### Exercise goal
Copy out each line exactly; pictures stay out of the copy.

**** Material provided

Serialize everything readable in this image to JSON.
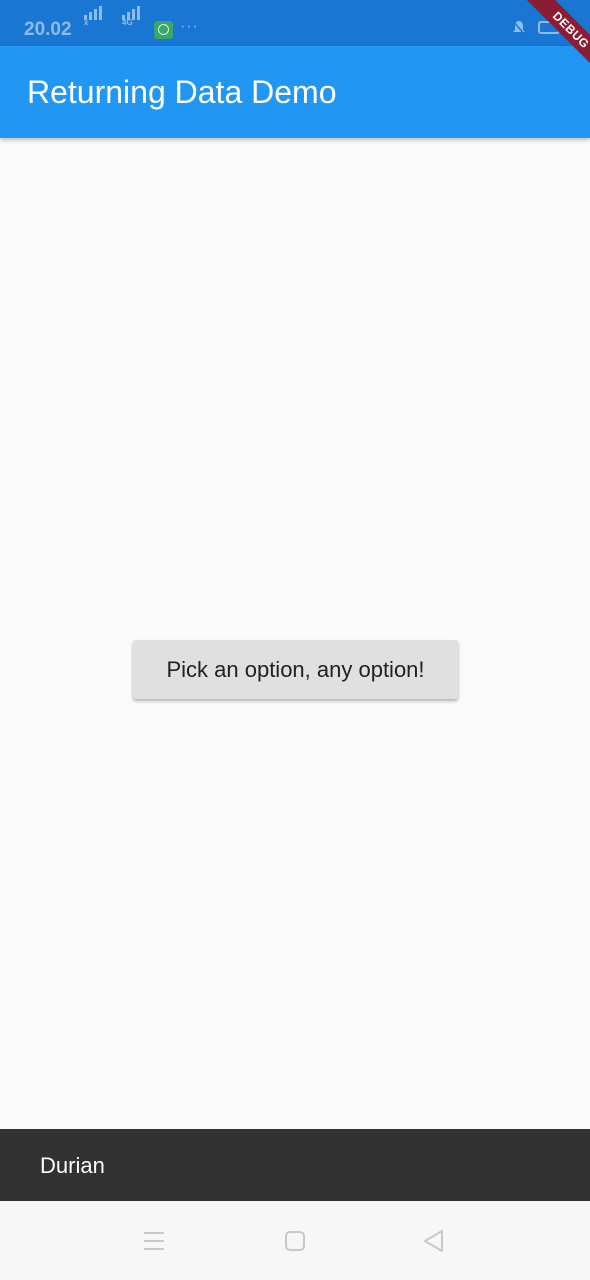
{
  "status_bar": {
    "time": "20.02",
    "signal_1_label": "x",
    "signal_2_label": "4G",
    "icons": [
      "signal-icon",
      "signal-4g-icon",
      "whatsapp-icon",
      "more-dots-icon",
      "bell-muted-icon",
      "battery-icon"
    ],
    "dots": "···"
  },
  "debug_banner": {
    "label": "DEBUG"
  },
  "app_bar": {
    "title": "Returning Data Demo"
  },
  "main": {
    "button_label": "Pick an option, any option!"
  },
  "snackbar": {
    "text": "Durian"
  },
  "nav_bar": {
    "icons": [
      "menu-icon",
      "home-square-icon",
      "back-triangle-icon"
    ]
  },
  "colors": {
    "status_bar": "#1976d2",
    "app_bar": "#2196f3",
    "background": "#fafafa",
    "button": "#e0e0e0",
    "snackbar": "#323232",
    "debug_banner": "#8a1c34"
  }
}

********

### Solution to this exercise
Serialize everything readable in this image to JSON.
{
  "status_bar": {
    "time": "20.02",
    "signal_1_label": "x",
    "signal_2_label": "4G",
    "icons": [
      "signal-icon",
      "signal-4g-icon",
      "whatsapp-icon",
      "more-dots-icon",
      "bell-muted-icon",
      "battery-icon"
    ],
    "dots": "···"
  },
  "debug_banner": {
    "label": "DEBUG"
  },
  "app_bar": {
    "title": "Returning Data Demo"
  },
  "main": {
    "button_label": "Pick an option, any option!"
  },
  "snackbar": {
    "text": "Durian"
  },
  "nav_bar": {
    "icons": [
      "menu-icon",
      "home-square-icon",
      "back-triangle-icon"
    ]
  },
  "colors": {
    "status_bar": "#1976d2",
    "app_bar": "#2196f3",
    "background": "#fafafa",
    "button": "#e0e0e0",
    "snackbar": "#323232",
    "debug_banner": "#8a1c34"
  }
}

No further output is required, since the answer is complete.